> _WORK TO DO_: Scan the data beneath this task and copy each line that includes "placeholder".

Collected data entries
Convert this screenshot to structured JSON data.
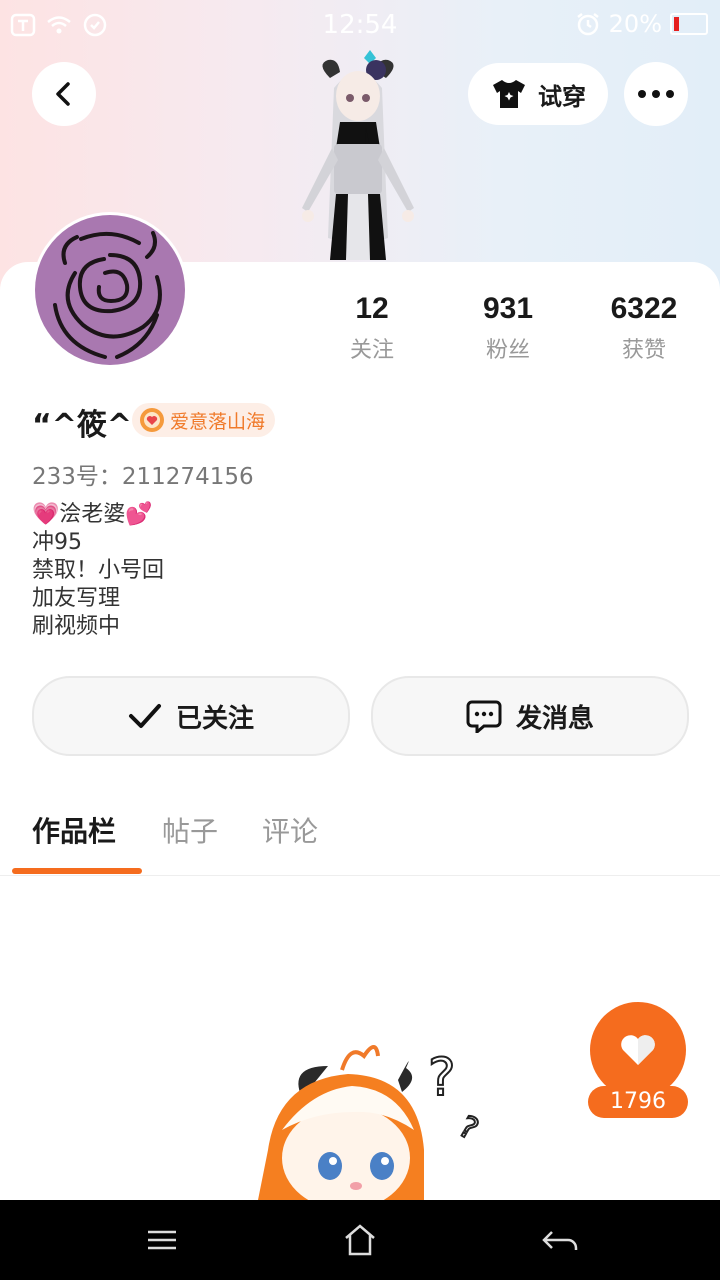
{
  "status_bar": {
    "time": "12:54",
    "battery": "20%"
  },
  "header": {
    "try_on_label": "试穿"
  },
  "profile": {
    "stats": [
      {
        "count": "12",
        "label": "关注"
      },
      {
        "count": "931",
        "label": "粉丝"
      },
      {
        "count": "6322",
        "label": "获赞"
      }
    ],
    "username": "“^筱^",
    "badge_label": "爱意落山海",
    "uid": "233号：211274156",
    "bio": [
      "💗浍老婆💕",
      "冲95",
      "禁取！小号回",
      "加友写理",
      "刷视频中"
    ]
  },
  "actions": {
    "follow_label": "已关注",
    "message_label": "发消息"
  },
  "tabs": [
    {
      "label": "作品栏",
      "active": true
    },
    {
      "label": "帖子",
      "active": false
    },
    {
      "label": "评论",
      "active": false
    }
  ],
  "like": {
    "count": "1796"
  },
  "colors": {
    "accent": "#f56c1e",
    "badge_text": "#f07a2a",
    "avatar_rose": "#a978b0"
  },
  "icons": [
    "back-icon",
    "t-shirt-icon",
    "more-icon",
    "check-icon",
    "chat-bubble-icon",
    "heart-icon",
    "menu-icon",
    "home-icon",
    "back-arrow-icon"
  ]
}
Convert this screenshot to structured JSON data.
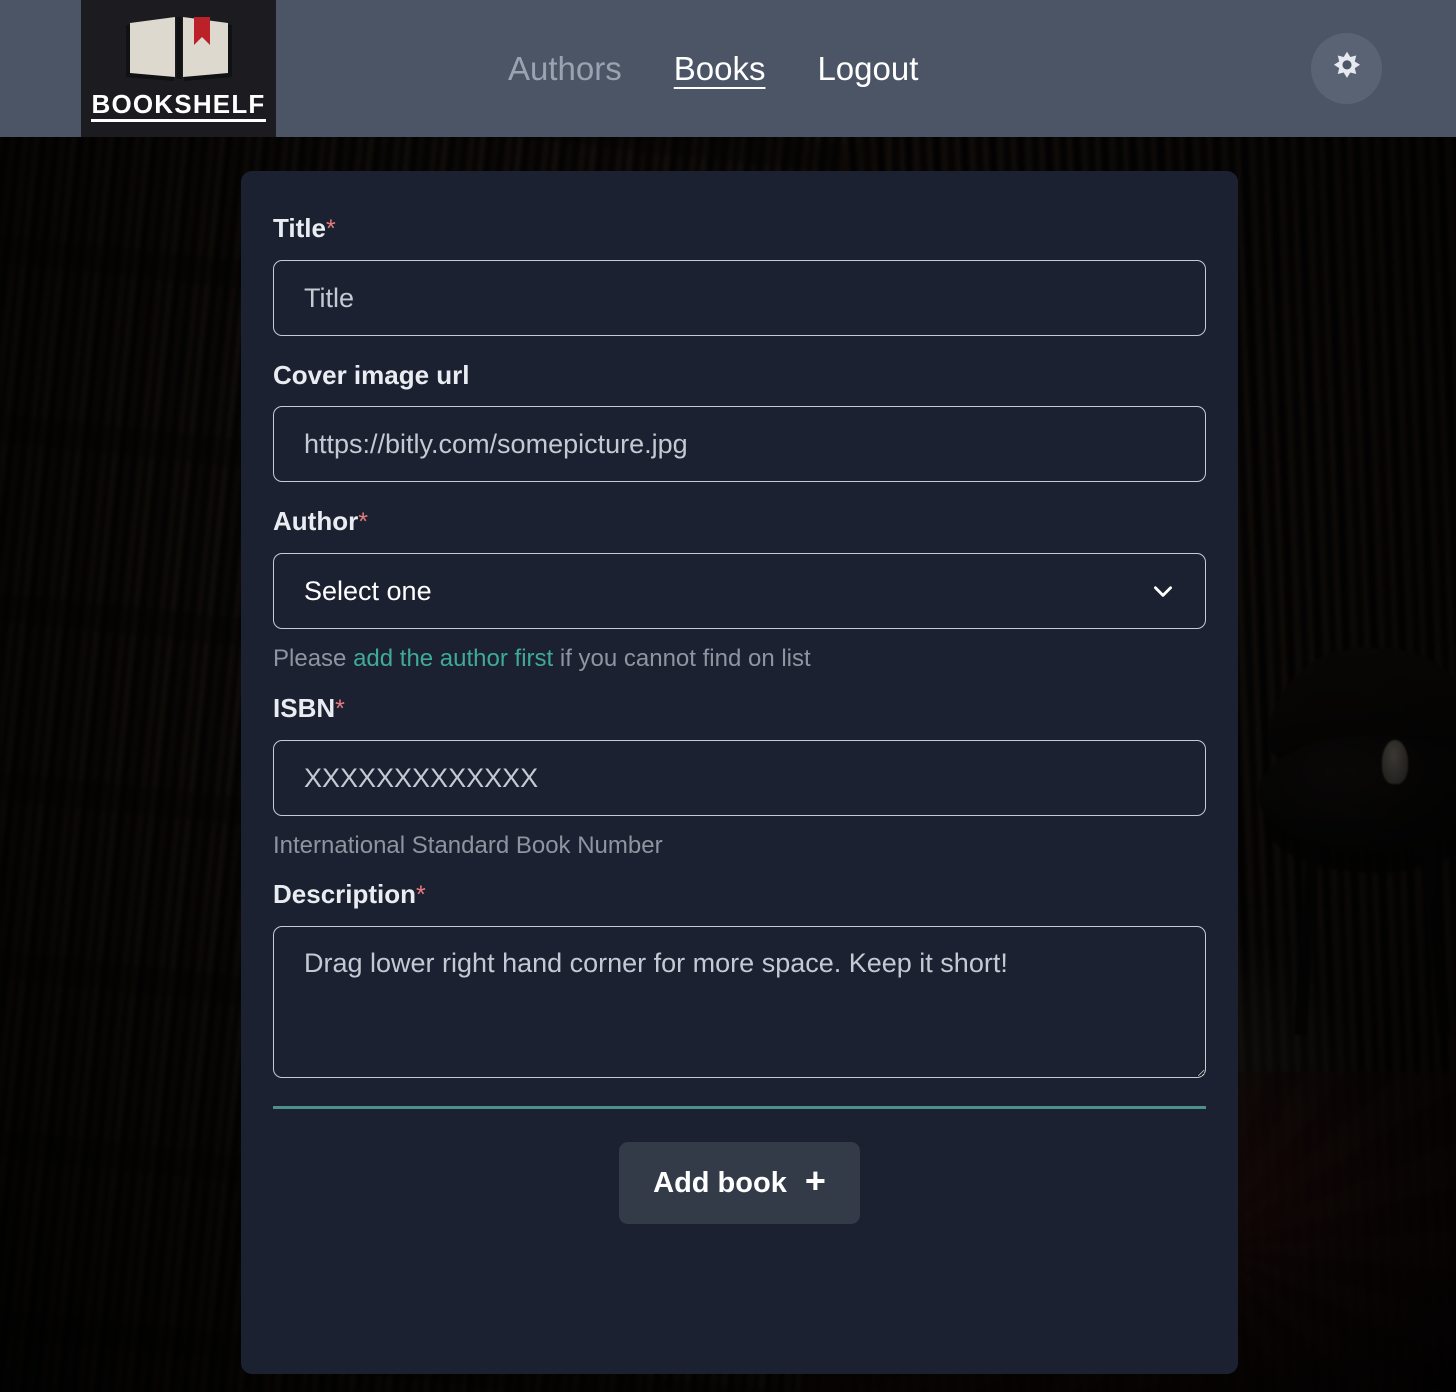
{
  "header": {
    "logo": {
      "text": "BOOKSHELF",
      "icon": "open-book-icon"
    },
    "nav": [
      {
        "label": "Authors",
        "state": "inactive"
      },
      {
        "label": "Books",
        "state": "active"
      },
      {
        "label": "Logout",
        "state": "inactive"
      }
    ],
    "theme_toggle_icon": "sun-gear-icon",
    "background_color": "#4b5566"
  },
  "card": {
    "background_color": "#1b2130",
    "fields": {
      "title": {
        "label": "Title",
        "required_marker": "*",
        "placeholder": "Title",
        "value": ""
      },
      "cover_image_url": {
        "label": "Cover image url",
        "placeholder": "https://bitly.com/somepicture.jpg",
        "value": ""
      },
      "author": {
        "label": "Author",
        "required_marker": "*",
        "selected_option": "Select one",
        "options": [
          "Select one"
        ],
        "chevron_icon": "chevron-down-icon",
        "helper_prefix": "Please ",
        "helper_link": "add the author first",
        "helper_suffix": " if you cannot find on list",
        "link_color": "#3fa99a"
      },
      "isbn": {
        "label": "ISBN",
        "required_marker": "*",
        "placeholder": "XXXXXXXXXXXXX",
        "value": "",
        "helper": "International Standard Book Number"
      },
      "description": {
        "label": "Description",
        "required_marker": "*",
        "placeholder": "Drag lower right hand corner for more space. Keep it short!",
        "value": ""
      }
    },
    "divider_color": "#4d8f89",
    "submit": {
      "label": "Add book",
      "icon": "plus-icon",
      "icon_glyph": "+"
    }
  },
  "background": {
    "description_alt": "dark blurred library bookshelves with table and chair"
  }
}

...

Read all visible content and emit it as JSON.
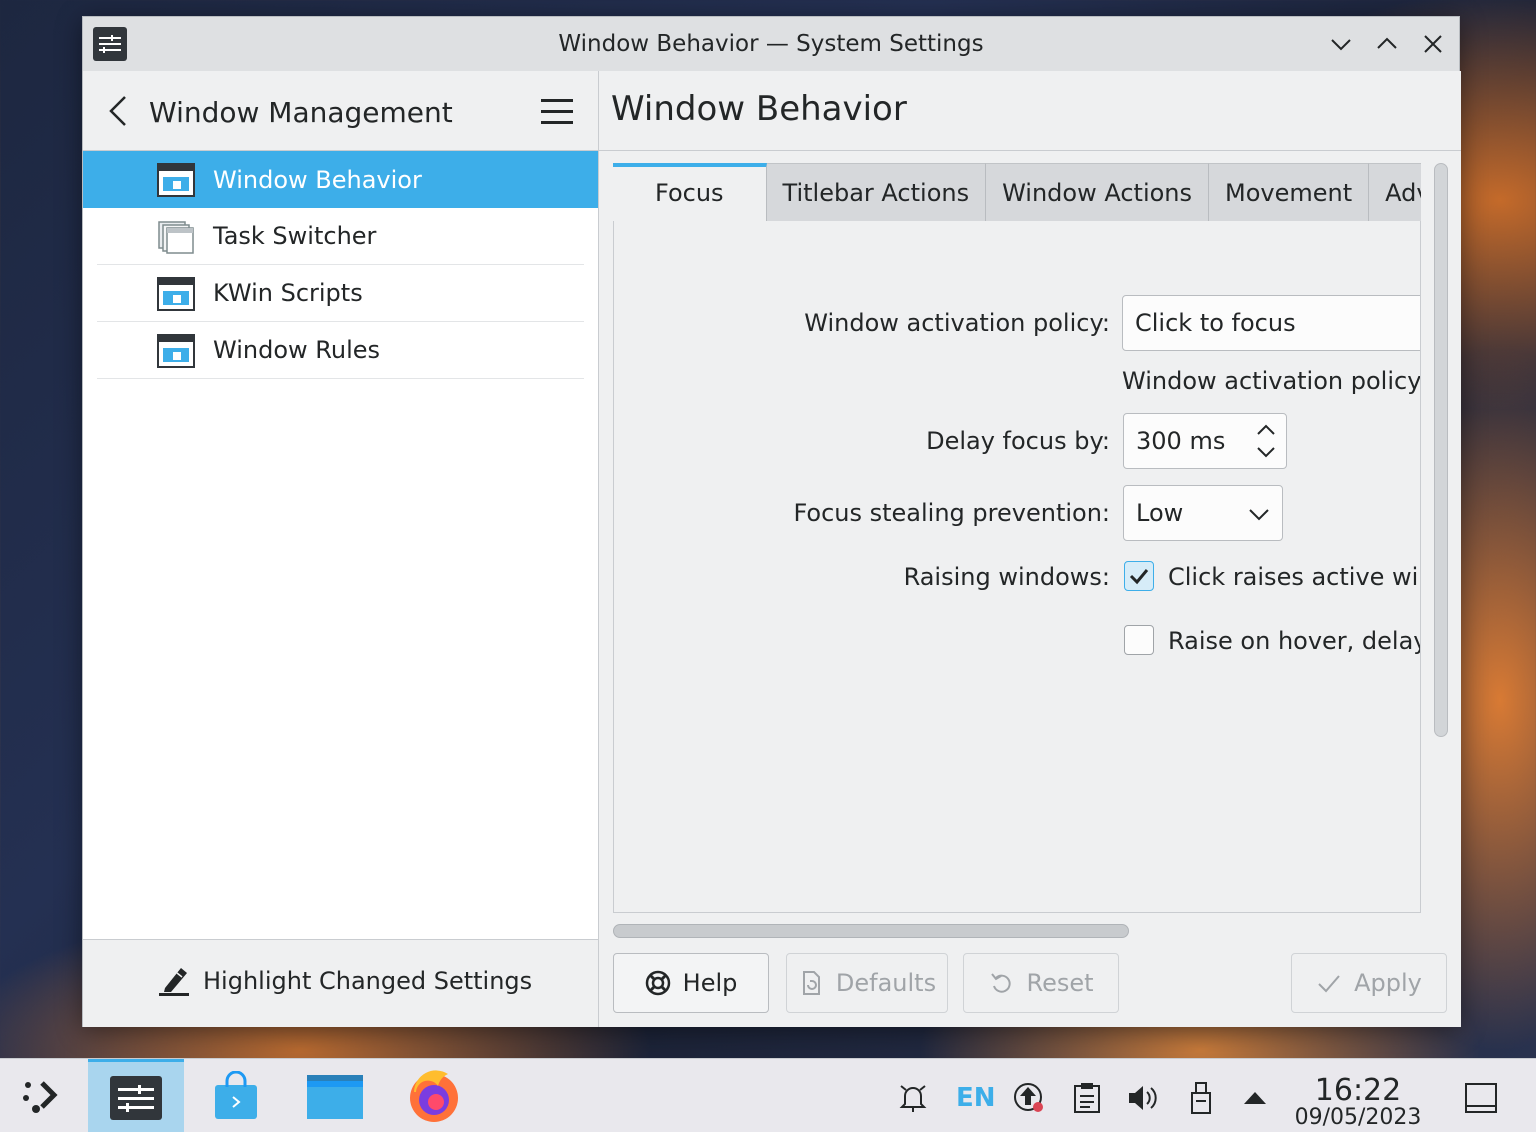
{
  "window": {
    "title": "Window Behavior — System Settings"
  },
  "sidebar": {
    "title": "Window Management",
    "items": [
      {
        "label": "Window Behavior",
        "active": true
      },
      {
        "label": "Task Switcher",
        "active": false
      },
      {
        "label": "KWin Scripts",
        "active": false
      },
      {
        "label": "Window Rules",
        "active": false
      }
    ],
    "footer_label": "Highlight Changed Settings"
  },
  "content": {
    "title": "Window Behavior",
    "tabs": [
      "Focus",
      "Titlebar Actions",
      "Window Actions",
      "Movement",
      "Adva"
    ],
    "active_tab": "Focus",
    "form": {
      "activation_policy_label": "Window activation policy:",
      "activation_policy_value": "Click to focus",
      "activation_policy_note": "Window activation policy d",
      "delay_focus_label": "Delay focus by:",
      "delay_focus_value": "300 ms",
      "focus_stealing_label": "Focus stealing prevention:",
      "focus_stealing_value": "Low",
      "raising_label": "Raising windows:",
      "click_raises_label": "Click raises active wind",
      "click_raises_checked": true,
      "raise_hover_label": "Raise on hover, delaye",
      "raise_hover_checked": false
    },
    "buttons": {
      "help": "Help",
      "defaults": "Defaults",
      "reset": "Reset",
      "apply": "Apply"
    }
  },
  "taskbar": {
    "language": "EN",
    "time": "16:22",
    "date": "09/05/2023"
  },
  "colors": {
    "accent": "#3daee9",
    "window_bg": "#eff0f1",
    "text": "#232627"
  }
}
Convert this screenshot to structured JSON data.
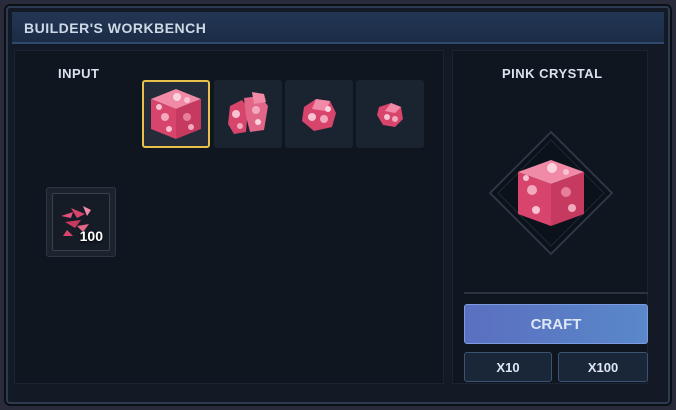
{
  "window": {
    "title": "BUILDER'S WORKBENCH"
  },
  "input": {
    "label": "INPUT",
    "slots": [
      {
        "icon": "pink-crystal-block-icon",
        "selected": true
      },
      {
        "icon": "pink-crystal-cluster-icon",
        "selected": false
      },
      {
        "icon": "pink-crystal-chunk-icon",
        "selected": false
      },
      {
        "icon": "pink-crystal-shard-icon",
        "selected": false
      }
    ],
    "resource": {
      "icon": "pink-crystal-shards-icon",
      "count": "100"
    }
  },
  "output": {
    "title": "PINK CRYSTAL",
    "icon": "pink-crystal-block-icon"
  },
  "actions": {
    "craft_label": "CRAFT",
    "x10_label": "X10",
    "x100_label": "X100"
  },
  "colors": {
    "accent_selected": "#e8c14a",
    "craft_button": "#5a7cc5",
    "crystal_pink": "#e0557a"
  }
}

> _THE ANSWER_:
        "placeholder": "Title",
        "placeholder": "https://bitly.com/somepicture.jpg",
        "placeholder": "XXXXXXXXXXXXX",
        "placeholder": "Drag lower right hand corner for more space. Keep it short!",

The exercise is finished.